GOAL
Each line of the listing that contains the word "Forever" is to be copied.

+ + +

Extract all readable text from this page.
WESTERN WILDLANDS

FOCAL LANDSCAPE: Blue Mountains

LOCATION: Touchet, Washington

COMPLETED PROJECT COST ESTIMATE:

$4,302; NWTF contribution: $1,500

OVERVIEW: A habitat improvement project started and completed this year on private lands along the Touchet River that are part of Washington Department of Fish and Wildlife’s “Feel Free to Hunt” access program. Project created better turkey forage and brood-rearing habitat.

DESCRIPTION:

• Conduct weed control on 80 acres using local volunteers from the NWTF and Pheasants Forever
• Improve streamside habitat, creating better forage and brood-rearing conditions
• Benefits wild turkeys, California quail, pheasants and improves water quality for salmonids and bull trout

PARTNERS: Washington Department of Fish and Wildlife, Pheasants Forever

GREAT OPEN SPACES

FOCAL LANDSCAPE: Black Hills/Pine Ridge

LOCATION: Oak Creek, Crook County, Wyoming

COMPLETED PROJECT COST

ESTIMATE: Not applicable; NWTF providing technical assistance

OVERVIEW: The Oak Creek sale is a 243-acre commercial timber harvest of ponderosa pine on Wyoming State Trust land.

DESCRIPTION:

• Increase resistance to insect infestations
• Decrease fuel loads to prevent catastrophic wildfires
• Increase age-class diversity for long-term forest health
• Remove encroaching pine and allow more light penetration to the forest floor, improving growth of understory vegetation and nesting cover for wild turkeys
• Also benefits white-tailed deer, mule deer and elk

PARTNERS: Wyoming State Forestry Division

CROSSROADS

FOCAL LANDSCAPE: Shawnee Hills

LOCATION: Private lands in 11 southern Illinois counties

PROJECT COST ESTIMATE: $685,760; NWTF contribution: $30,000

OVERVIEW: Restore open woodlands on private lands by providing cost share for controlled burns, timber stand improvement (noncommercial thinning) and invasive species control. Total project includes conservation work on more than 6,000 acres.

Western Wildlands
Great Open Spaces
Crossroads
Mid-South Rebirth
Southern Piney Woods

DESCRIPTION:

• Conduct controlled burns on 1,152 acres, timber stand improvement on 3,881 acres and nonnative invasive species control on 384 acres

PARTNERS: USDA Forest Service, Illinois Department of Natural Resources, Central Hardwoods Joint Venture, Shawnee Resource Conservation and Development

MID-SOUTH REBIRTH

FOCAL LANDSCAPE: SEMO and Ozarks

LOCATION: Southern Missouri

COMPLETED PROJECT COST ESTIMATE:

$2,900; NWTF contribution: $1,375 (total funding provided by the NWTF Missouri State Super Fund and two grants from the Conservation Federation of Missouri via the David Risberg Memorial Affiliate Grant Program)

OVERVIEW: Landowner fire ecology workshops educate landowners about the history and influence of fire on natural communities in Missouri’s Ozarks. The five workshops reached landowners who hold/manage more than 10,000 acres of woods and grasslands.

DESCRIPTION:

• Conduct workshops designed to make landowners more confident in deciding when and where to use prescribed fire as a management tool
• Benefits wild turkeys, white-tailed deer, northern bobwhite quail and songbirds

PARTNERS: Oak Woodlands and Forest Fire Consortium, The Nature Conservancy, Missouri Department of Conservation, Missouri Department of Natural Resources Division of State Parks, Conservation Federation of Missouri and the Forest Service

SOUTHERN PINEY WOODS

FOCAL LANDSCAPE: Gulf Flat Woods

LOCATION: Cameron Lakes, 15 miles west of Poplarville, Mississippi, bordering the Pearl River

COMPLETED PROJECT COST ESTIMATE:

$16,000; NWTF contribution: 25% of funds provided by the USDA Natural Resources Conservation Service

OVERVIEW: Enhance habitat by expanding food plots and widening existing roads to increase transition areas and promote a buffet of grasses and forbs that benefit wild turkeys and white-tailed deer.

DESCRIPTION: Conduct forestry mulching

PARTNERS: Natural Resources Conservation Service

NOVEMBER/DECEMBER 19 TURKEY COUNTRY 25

+ + +

RESPONSE
• Conduct weed control on 80 acres using local volunteers from the NWTF and Pheasants Forever
PARTNERS: Washington Department of Fish and Wildlife, Pheasants Forever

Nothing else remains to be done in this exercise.